__Stated exercise__. Exactly how many lines have the word "this"? Answer with the bare number.

__Stored records__.
::::

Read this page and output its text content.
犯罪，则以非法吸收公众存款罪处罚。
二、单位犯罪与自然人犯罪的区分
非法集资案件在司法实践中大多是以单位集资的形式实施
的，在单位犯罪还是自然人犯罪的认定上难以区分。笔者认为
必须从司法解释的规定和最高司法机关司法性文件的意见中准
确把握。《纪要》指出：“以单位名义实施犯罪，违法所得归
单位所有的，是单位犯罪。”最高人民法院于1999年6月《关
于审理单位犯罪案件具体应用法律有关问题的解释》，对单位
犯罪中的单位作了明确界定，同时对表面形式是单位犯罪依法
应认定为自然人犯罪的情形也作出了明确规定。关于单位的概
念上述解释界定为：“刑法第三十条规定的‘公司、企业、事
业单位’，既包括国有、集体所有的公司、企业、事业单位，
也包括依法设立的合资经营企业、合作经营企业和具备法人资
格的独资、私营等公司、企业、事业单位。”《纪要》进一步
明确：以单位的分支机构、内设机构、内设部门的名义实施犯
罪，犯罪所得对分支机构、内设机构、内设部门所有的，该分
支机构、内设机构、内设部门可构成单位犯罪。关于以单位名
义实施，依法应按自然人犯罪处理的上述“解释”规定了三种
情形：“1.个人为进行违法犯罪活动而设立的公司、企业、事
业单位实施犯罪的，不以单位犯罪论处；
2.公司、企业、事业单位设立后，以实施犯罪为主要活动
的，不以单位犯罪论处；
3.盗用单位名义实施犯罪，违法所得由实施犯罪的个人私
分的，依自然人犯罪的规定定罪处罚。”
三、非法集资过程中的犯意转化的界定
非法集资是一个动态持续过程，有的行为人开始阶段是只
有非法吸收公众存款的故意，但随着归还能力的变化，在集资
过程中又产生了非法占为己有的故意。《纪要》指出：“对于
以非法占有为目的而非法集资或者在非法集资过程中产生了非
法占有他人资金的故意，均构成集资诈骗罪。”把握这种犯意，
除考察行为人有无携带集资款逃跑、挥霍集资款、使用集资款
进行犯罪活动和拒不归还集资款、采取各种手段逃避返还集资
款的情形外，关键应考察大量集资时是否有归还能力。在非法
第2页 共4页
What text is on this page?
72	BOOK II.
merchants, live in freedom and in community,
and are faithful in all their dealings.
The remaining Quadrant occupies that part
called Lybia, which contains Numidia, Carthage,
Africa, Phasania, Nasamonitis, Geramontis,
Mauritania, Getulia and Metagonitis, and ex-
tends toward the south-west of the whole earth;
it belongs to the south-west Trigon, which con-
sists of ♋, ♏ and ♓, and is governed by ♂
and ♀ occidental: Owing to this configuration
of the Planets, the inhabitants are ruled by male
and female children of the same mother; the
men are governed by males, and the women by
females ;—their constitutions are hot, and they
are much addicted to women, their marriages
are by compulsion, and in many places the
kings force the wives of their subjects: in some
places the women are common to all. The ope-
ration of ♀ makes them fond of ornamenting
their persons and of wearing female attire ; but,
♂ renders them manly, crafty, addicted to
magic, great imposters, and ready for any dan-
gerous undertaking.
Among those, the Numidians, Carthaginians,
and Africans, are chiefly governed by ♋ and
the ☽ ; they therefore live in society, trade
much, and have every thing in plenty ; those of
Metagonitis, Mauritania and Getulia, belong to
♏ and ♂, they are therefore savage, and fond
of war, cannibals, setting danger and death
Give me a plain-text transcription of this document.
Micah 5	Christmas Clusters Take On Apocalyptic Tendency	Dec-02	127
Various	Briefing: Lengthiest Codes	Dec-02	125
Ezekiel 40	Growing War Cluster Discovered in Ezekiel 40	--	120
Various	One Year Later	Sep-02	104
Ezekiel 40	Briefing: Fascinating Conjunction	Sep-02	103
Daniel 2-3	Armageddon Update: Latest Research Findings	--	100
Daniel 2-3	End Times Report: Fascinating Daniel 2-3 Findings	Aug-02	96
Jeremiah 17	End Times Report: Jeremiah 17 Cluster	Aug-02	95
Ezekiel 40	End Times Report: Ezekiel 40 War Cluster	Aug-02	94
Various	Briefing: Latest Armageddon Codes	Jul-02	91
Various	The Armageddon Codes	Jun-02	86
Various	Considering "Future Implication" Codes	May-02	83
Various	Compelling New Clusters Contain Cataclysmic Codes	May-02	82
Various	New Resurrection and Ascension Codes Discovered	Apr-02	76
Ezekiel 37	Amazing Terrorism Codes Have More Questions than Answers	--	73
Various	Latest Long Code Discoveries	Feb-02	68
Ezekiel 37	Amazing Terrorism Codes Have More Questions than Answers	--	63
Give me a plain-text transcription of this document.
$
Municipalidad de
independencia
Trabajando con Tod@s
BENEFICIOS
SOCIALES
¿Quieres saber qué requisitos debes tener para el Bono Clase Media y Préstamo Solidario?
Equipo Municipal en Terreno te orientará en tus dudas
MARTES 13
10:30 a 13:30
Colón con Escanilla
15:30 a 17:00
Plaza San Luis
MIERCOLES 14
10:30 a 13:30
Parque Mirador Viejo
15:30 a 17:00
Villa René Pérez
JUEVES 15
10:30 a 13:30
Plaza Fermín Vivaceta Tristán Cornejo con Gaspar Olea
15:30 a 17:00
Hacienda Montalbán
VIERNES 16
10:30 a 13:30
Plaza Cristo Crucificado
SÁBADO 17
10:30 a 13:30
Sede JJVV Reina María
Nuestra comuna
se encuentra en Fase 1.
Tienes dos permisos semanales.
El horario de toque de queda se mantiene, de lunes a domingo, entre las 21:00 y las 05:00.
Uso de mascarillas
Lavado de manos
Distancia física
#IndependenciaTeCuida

::::

__Answer to the problem__. 5